*** Records
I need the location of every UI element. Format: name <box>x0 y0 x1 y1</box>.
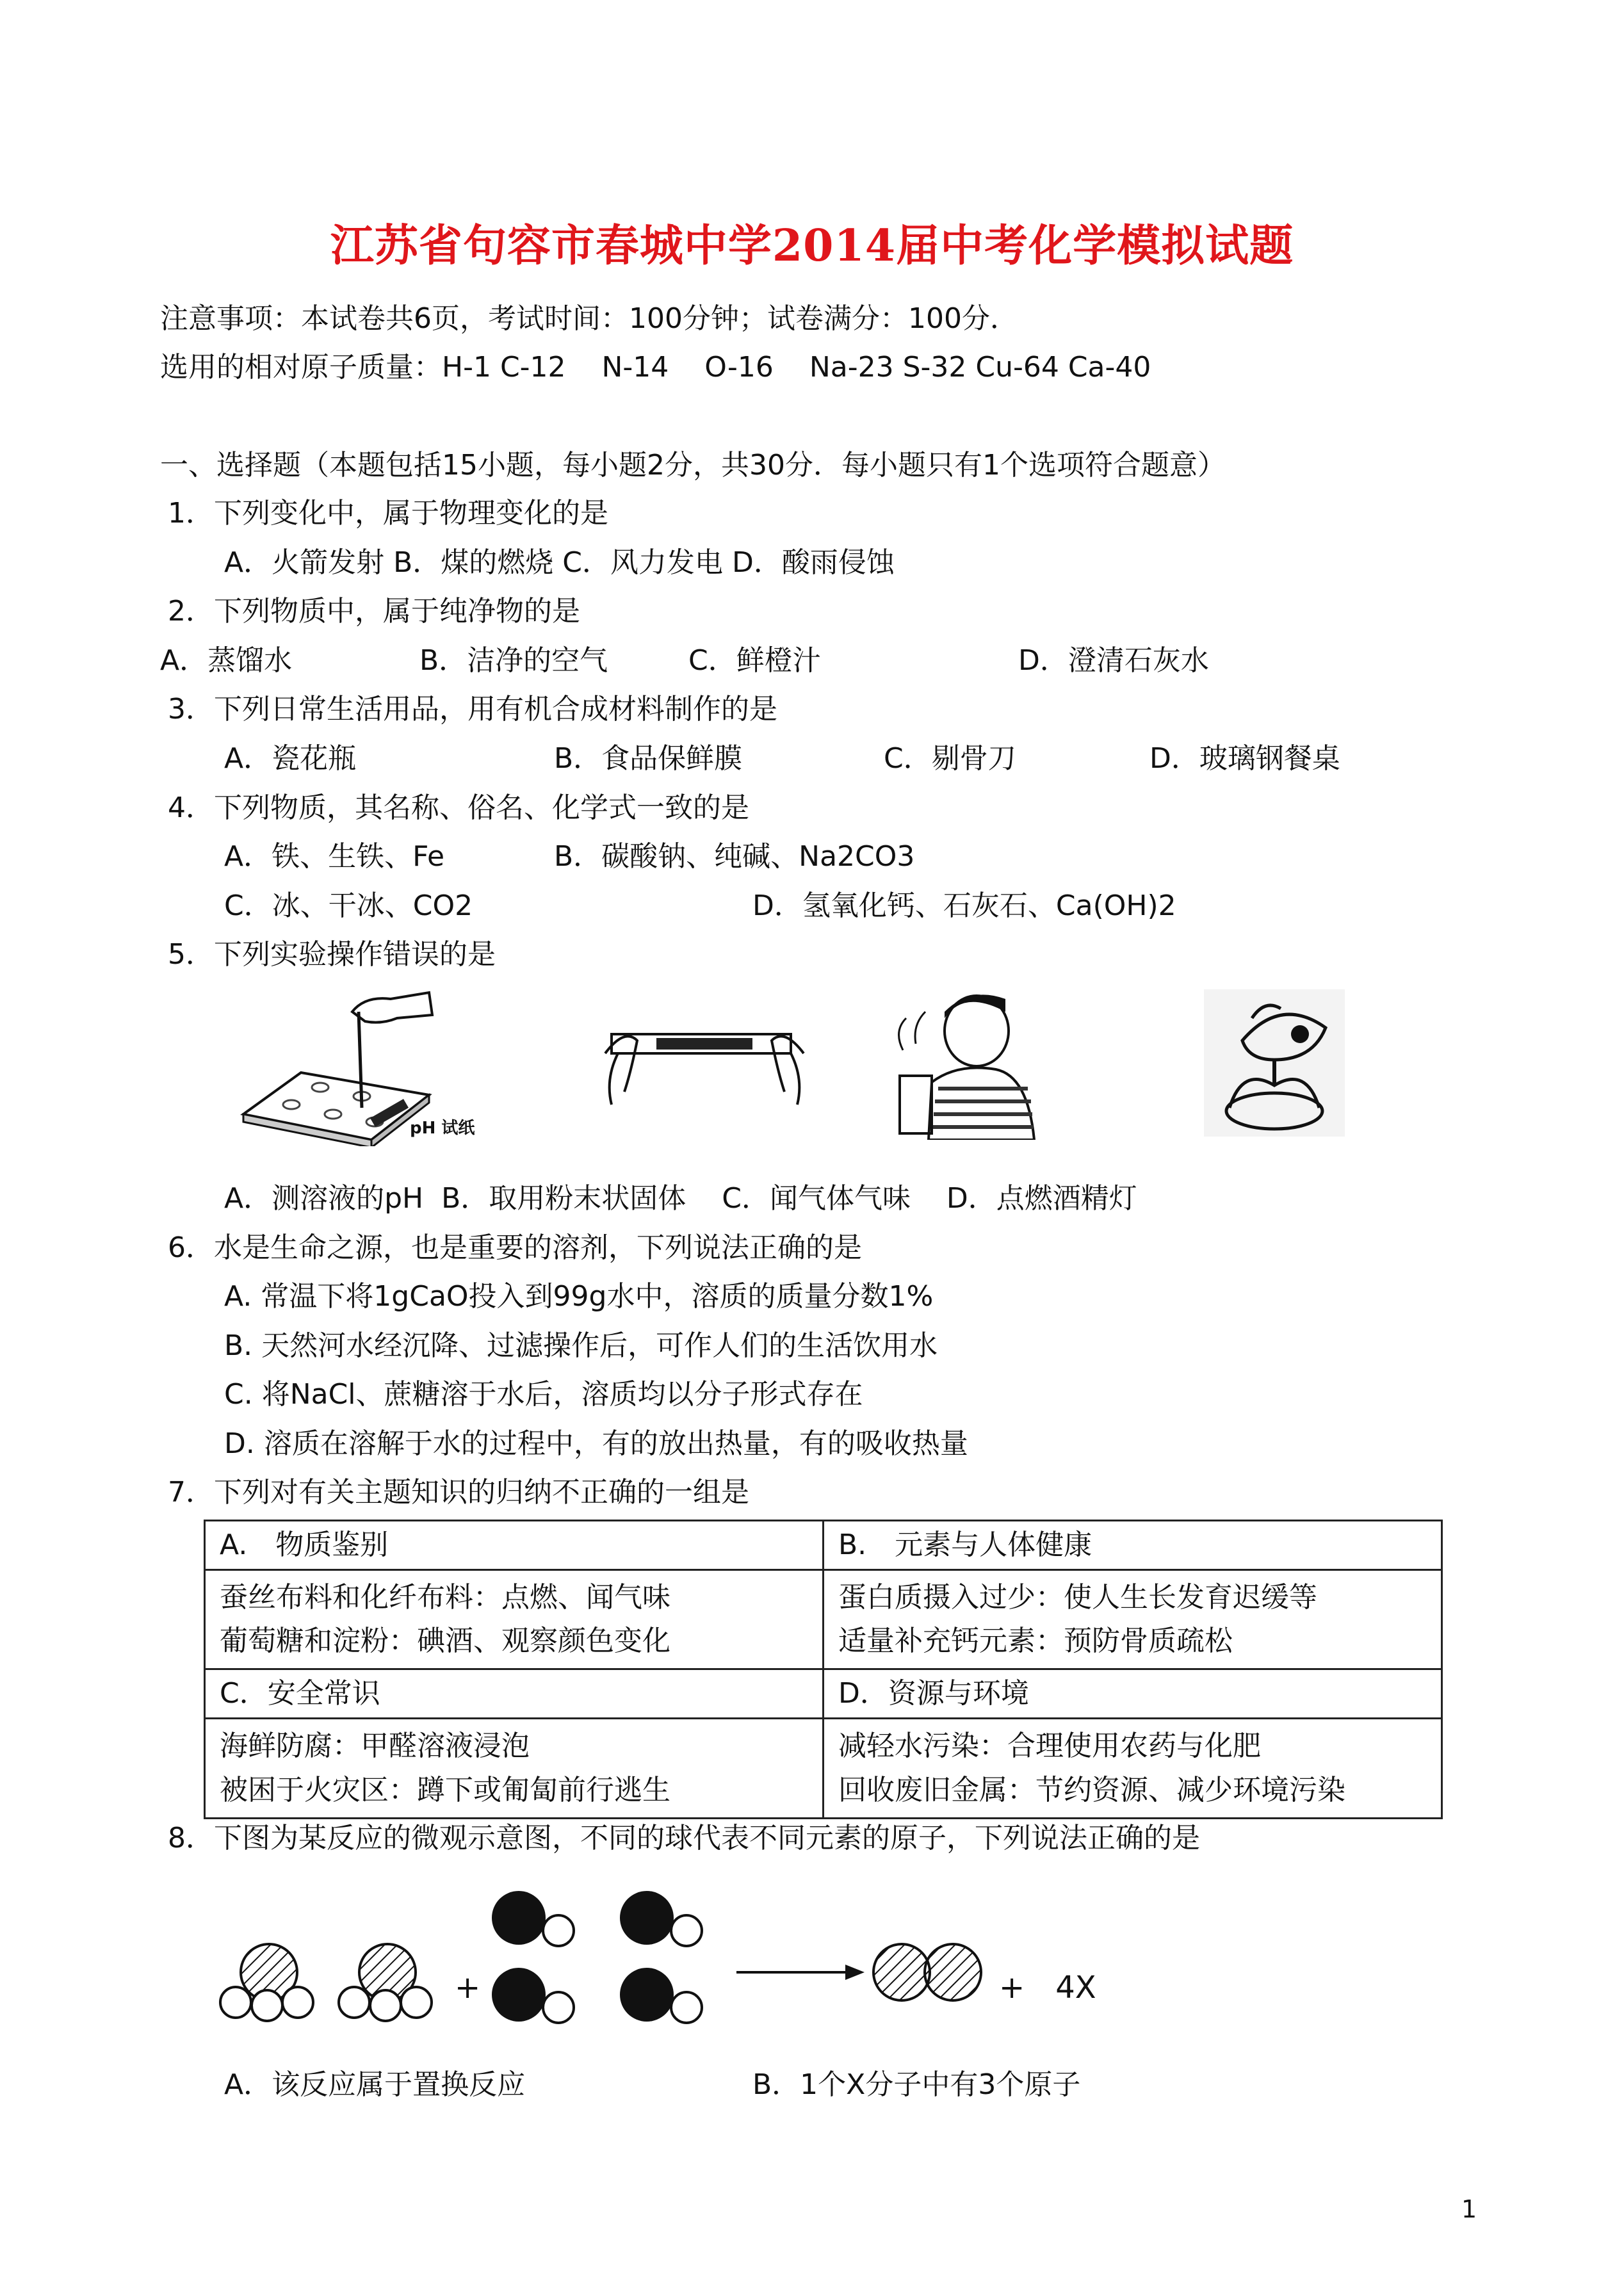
table-cell: B. 元素与人体健康 <box>824 1521 1442 1570</box>
product-molecule <box>873 1944 981 2000</box>
reactant-molecule <box>620 1891 702 1946</box>
alcohol-lamp-illustration <box>1204 989 1345 1137</box>
table-cell: 蚕丝布料和化纤布料：点燃、闻气味 葡萄糖和淀粉：碘酒、观察颜色变化 <box>205 1570 824 1669</box>
plus-sign: + <box>455 1970 481 2006</box>
reactant-molecule <box>492 1968 574 2023</box>
question-7-stem: 7．下列对有关主题知识的归纳不正确的一组是 <box>168 1476 749 1509</box>
ph-paper-label: pH 试纸 <box>410 1119 475 1138</box>
question-4-option-b: B．碳酸钠、纯碱、Na2CO3 <box>554 840 915 873</box>
question-2-option-a: A．蒸馏水 <box>160 644 293 677</box>
knowledge-summary-table <box>204 1520 1443 1819</box>
table-cell: A. 物质鉴别 <box>205 1521 824 1570</box>
table-row <box>205 1719 1442 1818</box>
question-1-stem: 1．下列变化中，属于物理变化的是 <box>168 497 608 530</box>
question-6-option-c: C. 将NaCl、蔗糖溶于水后，溶质均以分子形式存在 <box>224 1378 863 1411</box>
table-row <box>205 1521 1442 1570</box>
atomic-mass-list: 选用的相对原子质量：H-1 C-12 N-14 O-16 Na-23 S-32 Cu-64 Ca-40 <box>160 351 1151 384</box>
question-3-stem: 3．下列日常生活用品，用有机合成材料制作的是 <box>168 693 777 726</box>
reaction-arrow <box>736 1965 865 1980</box>
question-2-option-b: B．洁净的空气 <box>419 644 608 677</box>
question-4-option-d: D．氢氧化钙、石灰石、Ca(OH)2 <box>752 889 1176 922</box>
question-4-stem: 4．下列物质，其名称、俗名、化学式一致的是 <box>168 791 749 824</box>
question-1-options: A．火箭发射 B．煤的燃烧 C．风力发电 D．酸雨侵蚀 <box>224 546 895 579</box>
reactant-molecule <box>620 1968 702 2023</box>
question-2-option-d: D．澄清石灰水 <box>1018 644 1209 677</box>
table-row <box>205 1570 1442 1669</box>
reactant-molecule <box>339 1944 432 2021</box>
question-4-option-c: C．冰、干冰、CO2 <box>224 889 473 922</box>
section-heading: 一、选择题（本题包括15小题，每小题2分，共30分．每小题只有1个选项符合题意） <box>160 449 1226 482</box>
question-8-option-b: B．1个X分子中有3个原子 <box>752 2068 1081 2101</box>
powder-sampling-illustration <box>599 1015 810 1117</box>
reactant-molecule <box>220 1944 313 2021</box>
table-cell: C．安全常识 <box>205 1669 824 1719</box>
question-4-option-a: A．铁、生铁、Fe <box>224 840 445 873</box>
reactant-molecule <box>492 1891 574 1946</box>
question-6-option-b: B. 天然河水经沉降、过滤操作后，可作人们的生活饮用水 <box>224 1329 938 1362</box>
question-5-options: A．测溶液的pH B．取用粉末状固体 C．闻气体气味 D．点燃酒精灯 <box>224 1182 1137 1215</box>
question-6-option-a: A. 常温下将1gCaO投入到99g水中，溶质的质量分数1% <box>224 1280 934 1313</box>
question-3-option-d: D．玻璃钢餐桌 <box>1149 742 1340 775</box>
question-6-stem: 6．水是生命之源，也是重要的溶剂，下列说法正确的是 <box>168 1231 862 1264</box>
page-title: 江苏省句容市春城中学2014届中考化学模拟试题 <box>330 220 1294 272</box>
question-2-option-c: C．鲜橙汁 <box>688 644 821 677</box>
question-3-option-b: B．食品保鲜膜 <box>554 742 743 775</box>
reaction-diagram <box>205 1883 1165 2049</box>
exam-notice: 注意事项：本试卷共6页，考试时间：100分钟；试卷满分：100分． <box>160 302 1018 335</box>
question-8-stem: 8．下图为某反应的微观示意图，不同的球代表不同元素的原子，下列说法正确的是 <box>168 1822 1200 1854</box>
question-6-option-d: D. 溶质在溶解于水的过程中，有的放出热量，有的吸收热量 <box>224 1427 968 1460</box>
table-cell: 减轻水污染：合理使用农药与化肥 回收废旧金属：节约资源、减少环境污染 <box>824 1719 1442 1818</box>
table-cell: 蛋白质摄入过少：使人生长发育迟缓等 适量补充钙元素：预防骨质疏松 <box>824 1570 1442 1669</box>
table-cell: D．资源与环境 <box>824 1669 1442 1719</box>
table-cell: 海鲜防腐：甲醛溶液浸泡 被困于火灾区：蹲下或匍匐前行逃生 <box>205 1719 824 1818</box>
product-x-label: + 4X <box>999 1970 1096 2006</box>
question-3-option-a: A．瓷花瓶 <box>224 742 357 775</box>
question-2-stem: 2．下列物质中，属于纯净物的是 <box>168 595 580 628</box>
question-5-stem: 5．下列实验操作错误的是 <box>168 938 496 971</box>
question-3-option-c: C．剔骨刀 <box>884 742 1016 775</box>
smelling-gas-illustration <box>868 986 1060 1140</box>
page-number: 1 <box>1461 2195 1477 2223</box>
question-8-option-a: A．该反应属于置换反应 <box>224 2068 526 2101</box>
table-row <box>205 1669 1442 1719</box>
******
Quote the lines of the records verbatim, starting with the line that contains "table-cell: B. 元素与人体健康" and going on through the line that contains "reactant-molecule <box>492 1968".

table-cell: B. 元素与人体健康 <box>824 1521 1442 1570</box>
product-molecule <box>873 1944 981 2000</box>
reactant-molecule <box>620 1891 702 1946</box>
alcohol-lamp-illustration <box>1204 989 1345 1137</box>
table-cell: 蚕丝布料和化纤布料：点燃、闻气味 葡萄糖和淀粉：碘酒、观察颜色变化 <box>205 1570 824 1669</box>
plus-sign: + <box>455 1970 481 2006</box>
reactant-molecule <box>492 1968 574 2023</box>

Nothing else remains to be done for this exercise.